- EXERCISES TO COMPLETE
a - Retype the passage on empathy word for word, starting at "One variable that" and ending at "aren’t even human.".
b - Pick up the essay on empathy and divisive language from where it stops, and keep writing.

- READING PASSAGE
------------------------------
And while I do believe that empathy is a very powerful force, I don’t think it’s the panacea it’s often made out to be. Empathy doesn’t exist in a vacuum. Like so many other forces, empathy leads a very different life in theory than it does in practice; its success is entirely dependent on its environment.

One variable that cannot be separated from our capacity for empathy is the language we use to describe ourselves and each other. The binary terms we so often depend on, the violent rhetoric we engage in, and these invisible walls that separate us are all connected. When we use language that flattens our identities into collections of political, religious, or cultural beliefs, we aren’t just building higher empathy walls; we’re convincing ourselves that the people on the other side of those walls aren’t even human. 

In the horrifying Shock and Awe moment where we now find ourselves, this brutally simplistic rhetoric becomes more dangerous since more is at stake. We aren’t just throwing around the problematic binary labels pro-Israel or pro-Palestine. People are either pro-terrorism or pro-genocide, anti-Semitic or Islamophobic, pro-Hamas or pro-apartheid. This language makes it difficult for us to step back—away from ourselves—and see that war crimes are in fact happening. That refugee camps and mosques are in fact being targeted by military strikes, and that hundreds of hostages are still being held captive, that civilians are being blocked from fleeing the bombardments, that thousands and thousands of children are dying horrible deaths. It’s much easier to interact with or digest the name-calling in the comment section than to process the massacres happening right in front of us. Our shared either/or rhetoric raises our defenses and makes it difficult for us to see beyond ourselves and the others who live behind the same empathy wall which protects our shared vision of reality. We lose sight of the world and each other’s humanity.
------------------------------
- EXTRACTED DATA
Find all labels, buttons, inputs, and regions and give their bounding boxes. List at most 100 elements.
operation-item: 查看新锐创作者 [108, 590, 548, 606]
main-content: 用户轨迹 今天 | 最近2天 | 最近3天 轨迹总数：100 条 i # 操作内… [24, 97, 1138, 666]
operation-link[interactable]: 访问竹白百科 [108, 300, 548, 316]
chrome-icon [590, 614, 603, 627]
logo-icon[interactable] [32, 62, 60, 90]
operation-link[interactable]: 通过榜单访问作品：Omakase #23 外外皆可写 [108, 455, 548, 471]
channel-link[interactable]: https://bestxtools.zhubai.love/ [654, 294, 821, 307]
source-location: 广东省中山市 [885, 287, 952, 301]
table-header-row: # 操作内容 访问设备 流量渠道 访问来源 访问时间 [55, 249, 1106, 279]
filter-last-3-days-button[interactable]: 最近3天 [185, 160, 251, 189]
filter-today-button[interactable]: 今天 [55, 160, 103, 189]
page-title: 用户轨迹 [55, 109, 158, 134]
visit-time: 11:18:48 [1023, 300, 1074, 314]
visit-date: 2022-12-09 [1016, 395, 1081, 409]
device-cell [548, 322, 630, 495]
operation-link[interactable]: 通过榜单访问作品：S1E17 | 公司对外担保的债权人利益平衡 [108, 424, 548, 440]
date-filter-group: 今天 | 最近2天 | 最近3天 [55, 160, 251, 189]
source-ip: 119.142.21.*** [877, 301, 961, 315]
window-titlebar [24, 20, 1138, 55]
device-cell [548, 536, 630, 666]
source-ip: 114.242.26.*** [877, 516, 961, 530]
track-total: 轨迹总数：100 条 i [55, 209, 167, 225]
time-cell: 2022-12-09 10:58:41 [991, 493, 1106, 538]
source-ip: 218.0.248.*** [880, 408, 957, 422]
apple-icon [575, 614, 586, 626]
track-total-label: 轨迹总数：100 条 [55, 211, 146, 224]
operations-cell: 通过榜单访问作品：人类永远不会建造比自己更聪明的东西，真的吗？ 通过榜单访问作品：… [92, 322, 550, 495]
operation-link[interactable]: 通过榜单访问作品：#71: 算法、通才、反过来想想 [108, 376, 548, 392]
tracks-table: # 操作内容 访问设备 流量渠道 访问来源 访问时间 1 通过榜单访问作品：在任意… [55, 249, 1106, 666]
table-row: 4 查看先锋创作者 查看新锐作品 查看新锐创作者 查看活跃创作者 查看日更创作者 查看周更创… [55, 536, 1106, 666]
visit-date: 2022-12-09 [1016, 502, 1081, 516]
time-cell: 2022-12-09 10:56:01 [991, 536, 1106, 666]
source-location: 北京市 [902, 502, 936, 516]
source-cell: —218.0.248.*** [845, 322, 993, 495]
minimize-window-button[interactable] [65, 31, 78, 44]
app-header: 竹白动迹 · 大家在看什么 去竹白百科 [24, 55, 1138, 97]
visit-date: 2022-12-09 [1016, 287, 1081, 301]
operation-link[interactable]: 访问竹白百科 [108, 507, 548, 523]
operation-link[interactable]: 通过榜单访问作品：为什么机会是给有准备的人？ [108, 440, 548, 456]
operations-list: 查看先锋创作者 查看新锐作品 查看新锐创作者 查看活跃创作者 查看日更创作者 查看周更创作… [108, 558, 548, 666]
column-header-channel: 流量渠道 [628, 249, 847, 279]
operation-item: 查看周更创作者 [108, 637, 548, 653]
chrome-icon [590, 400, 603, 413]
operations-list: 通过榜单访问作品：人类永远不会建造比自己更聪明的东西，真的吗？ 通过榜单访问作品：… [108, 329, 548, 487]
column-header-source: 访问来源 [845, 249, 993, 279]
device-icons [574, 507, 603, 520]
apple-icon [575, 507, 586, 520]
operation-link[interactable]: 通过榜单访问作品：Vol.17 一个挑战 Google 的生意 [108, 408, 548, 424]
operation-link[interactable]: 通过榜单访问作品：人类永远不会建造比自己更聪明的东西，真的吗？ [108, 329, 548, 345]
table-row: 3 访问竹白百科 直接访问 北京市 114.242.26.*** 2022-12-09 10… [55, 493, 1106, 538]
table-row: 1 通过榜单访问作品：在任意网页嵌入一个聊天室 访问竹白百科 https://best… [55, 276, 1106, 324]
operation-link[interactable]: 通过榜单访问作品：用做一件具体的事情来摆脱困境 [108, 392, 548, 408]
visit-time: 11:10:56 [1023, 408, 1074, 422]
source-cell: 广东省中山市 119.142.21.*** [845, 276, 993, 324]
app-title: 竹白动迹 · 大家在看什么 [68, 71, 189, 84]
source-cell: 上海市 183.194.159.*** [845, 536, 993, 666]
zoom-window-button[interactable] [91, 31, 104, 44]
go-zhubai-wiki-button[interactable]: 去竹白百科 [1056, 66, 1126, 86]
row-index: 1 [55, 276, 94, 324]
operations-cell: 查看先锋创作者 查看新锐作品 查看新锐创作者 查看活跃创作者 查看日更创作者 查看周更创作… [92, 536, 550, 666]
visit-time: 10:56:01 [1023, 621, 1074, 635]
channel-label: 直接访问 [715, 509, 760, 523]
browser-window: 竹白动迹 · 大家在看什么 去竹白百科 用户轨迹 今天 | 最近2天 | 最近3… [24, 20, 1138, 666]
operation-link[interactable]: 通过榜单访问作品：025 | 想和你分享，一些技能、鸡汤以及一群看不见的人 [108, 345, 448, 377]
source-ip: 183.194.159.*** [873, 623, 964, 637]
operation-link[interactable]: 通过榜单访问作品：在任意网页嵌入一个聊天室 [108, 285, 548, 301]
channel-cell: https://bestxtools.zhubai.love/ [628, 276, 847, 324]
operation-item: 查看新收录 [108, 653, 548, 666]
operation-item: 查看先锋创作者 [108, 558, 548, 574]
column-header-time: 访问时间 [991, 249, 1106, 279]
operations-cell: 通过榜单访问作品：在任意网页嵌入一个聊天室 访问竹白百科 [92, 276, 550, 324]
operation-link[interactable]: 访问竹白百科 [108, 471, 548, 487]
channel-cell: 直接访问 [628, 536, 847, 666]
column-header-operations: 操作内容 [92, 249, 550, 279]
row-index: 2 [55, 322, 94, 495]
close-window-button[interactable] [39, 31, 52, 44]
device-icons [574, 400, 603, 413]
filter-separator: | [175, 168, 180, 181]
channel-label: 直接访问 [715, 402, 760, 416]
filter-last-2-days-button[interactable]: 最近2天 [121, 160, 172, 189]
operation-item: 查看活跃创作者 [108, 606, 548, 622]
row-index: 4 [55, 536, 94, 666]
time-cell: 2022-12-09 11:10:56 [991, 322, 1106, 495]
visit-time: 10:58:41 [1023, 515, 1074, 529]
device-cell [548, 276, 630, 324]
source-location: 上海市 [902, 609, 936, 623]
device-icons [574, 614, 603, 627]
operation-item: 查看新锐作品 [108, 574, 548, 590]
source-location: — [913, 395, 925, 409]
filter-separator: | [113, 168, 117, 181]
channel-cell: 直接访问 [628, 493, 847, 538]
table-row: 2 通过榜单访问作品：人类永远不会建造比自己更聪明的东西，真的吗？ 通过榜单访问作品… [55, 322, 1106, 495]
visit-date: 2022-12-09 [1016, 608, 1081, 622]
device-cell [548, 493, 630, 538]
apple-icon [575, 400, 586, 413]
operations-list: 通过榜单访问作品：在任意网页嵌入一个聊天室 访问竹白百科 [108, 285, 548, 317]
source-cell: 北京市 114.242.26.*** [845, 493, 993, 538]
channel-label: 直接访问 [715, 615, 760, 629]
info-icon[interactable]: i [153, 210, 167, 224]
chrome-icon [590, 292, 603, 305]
------------------------------
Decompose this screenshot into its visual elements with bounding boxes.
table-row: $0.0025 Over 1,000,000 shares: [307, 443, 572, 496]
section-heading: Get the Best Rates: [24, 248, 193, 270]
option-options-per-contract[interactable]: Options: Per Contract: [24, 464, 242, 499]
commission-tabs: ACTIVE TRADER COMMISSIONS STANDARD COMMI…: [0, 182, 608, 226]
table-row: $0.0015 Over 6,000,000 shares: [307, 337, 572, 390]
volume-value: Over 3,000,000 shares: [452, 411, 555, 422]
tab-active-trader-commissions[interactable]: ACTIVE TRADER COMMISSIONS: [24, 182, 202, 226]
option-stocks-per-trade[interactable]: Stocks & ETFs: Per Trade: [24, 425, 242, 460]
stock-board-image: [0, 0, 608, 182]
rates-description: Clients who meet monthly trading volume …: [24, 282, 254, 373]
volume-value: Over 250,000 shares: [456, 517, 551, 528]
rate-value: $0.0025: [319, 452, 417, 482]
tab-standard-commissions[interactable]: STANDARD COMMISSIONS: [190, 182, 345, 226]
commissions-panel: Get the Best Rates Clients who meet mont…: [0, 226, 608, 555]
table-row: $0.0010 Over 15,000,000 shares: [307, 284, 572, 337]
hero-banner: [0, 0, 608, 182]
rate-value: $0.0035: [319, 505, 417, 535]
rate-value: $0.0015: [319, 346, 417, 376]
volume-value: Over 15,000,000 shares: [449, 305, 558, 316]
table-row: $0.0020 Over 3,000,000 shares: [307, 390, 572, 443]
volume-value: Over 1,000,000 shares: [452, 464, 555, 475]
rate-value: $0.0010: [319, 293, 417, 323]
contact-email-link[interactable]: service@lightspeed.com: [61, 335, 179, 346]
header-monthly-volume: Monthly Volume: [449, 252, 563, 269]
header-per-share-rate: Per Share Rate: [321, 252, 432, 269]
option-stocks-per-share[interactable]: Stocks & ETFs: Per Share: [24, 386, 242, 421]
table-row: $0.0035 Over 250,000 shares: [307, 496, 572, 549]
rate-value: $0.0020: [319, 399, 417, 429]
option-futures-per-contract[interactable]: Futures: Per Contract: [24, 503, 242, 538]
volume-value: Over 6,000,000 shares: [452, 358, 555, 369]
------------------------------
- ANSWERS TO EACH TASK
a -
One variable that cannot be separated from our capacity for empathy is the language we use to describe ourselves and each other. The binary terms we so often depend on, the violent rhetoric we engage in, and these invisible walls that separate us are all connected. When we use language that flattens our identities into collections of political, religious, or cultural beliefs, we aren’t just building higher empathy walls; we’re convincing ourselves that the people on the other side of those walls aren’t even human.

b -
While I know this type of centering comes from the self-preservation we engage with during awful moments when neither looking or looking away seems possible, and when we feel powerless to effect any change. But it’s also most important in these horrible moments to seek beyond the personal and social realities we prefer—the ones that reflect back to us the world and the deep story that we want to be true. Instead, we need to seek out objective reality, even if it turns our stomachs to see so much suffering or to accept that we’ve possibly been wrong. This objective reality is so important because it is the only type of reality that can re-establish everyone’s humanity despite the walls we’ve built between ourselves.

Because once we’ve lost sight of each other’s humanity, climbing these metaphorical walls can only serve one purpose: to destroy whatever is on the other side.